▶ What this task involves
In the material below, rename "x-tick-label" to "x-axis-label" throughout the lines from the one with "data-point — [213, 274, 219, 280]" to the one with "data-point — [919, 281, 925, 287]". Return only those lines, with nothing else changed.

▶ Data section

/---

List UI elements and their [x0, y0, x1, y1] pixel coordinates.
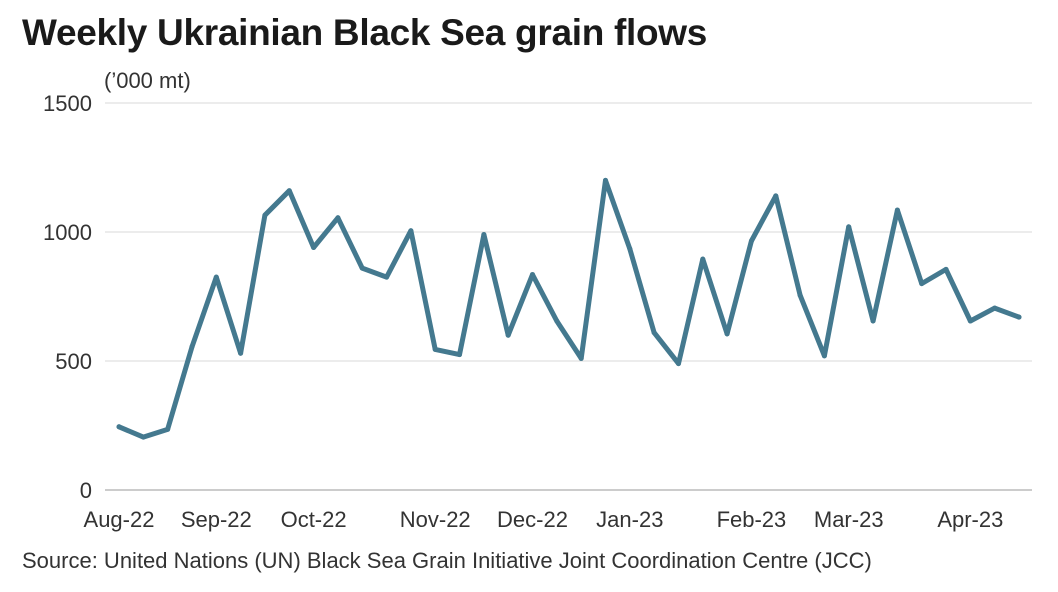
data-point — [213, 274, 219, 280]
data-point — [262, 212, 268, 218]
x-tick-label: Sep-22 — [181, 507, 252, 532]
data-point — [773, 193, 779, 199]
data-point — [384, 274, 390, 280]
x-tick-label: Feb-23 — [717, 507, 787, 532]
x-tick-label: Oct-22 — [281, 507, 347, 532]
x-tick-label: Jan-23 — [596, 507, 663, 532]
unit-label: (’000 mt) — [104, 68, 191, 93]
data-point — [432, 346, 438, 352]
data-point — [359, 265, 365, 271]
data-point — [116, 424, 122, 430]
y-tick-label: 500 — [55, 349, 92, 374]
data-point — [189, 344, 195, 350]
chart-title: Weekly Ukrainian Black Sea grain flows — [22, 12, 708, 53]
data-point — [602, 177, 608, 183]
x-tick-label: Dec-22 — [497, 507, 568, 532]
x-tick-label: Mar-23 — [814, 507, 884, 532]
data-point — [724, 331, 730, 337]
data-point — [748, 238, 754, 244]
x-tick-label: Nov-22 — [400, 507, 471, 532]
data-point — [700, 256, 706, 262]
data-point — [335, 215, 341, 221]
data-point — [578, 355, 584, 361]
y-tick-label: 1500 — [43, 91, 92, 116]
series-line — [116, 177, 1022, 440]
data-point — [821, 353, 827, 359]
data-point — [943, 266, 949, 272]
data-point — [919, 281, 925, 287]
source-note: Source: United Nations (UN) Black Sea Gr… — [22, 548, 872, 573]
data-point — [457, 352, 463, 358]
data-point — [481, 232, 487, 238]
data-point — [675, 361, 681, 367]
data-point — [627, 246, 633, 252]
data-point — [286, 188, 292, 194]
y-axis-ticks: 0 500 1000 1500 — [43, 91, 92, 503]
data-point — [140, 434, 146, 440]
data-point — [894, 207, 900, 213]
x-tick-label: Aug-22 — [84, 507, 155, 532]
data-point — [530, 272, 536, 278]
data-point — [651, 330, 657, 336]
data-point — [1016, 314, 1022, 320]
x-axis-ticks: Aug-22 Sep-22 Oct-22 Nov-22 Dec-22 Jan-23 Feb-… — [84, 507, 1004, 532]
y-tick-label: 1000 — [43, 220, 92, 245]
data-point — [311, 244, 317, 250]
data-point — [797, 292, 803, 298]
data-point — [505, 332, 511, 338]
gridlines — [105, 102, 1032, 491]
y-tick-label: 0 — [80, 478, 92, 503]
data-point — [992, 305, 998, 311]
x-tick-label: Apr-23 — [937, 507, 1003, 532]
data-point — [846, 224, 852, 230]
data-point — [408, 228, 414, 234]
data-point — [165, 426, 171, 432]
data-point — [967, 318, 973, 324]
data-point — [870, 318, 876, 324]
data-point — [554, 318, 560, 324]
data-point — [238, 350, 244, 356]
series-group — [116, 177, 1022, 440]
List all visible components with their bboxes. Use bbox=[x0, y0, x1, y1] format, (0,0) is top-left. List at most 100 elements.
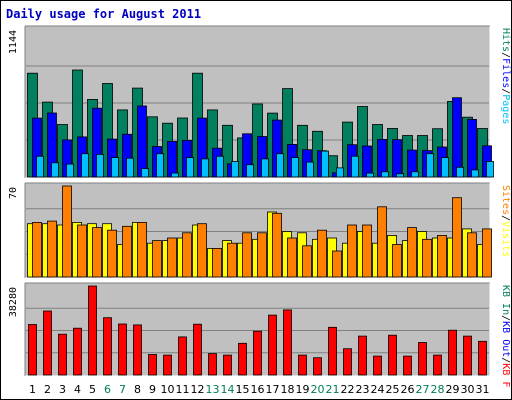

\---

▶ Solution to this task
data-point — [213, 274, 219, 280]
data-point — [262, 212, 268, 218]
x-axis-label: Sep-22 — [181, 507, 252, 532]
data-point — [773, 193, 779, 199]
data-point — [384, 274, 390, 280]
x-axis-label: Feb-23 — [717, 507, 787, 532]
x-axis-label: Oct-22 — [281, 507, 347, 532]
x-axis-label: Jan-23 — [596, 507, 663, 532]
unit-label: (’000 mt) — [104, 68, 191, 93]
data-point — [432, 346, 438, 352]
data-point — [359, 265, 365, 271]
data-point — [116, 424, 122, 430]
y-tick-label: 500 — [55, 349, 92, 374]
data-point — [189, 344, 195, 350]
chart-title: Weekly Ukrainian Black Sea grain flows — [22, 12, 708, 53]
data-point — [602, 177, 608, 183]
x-axis-label: Dec-22 — [497, 507, 568, 532]
x-axis-label: Mar-23 — [814, 507, 884, 532]
data-point — [724, 331, 730, 337]
data-point — [748, 238, 754, 244]
x-axis-label: Nov-22 — [400, 507, 471, 532]
data-point — [700, 256, 706, 262]
data-point — [335, 215, 341, 221]
data-point — [578, 355, 584, 361]
y-tick-label: 1500 — [43, 91, 92, 116]
series-line — [116, 177, 1022, 440]
data-point — [821, 353, 827, 359]
data-point — [943, 266, 949, 272]
data-point — [919, 281, 925, 287]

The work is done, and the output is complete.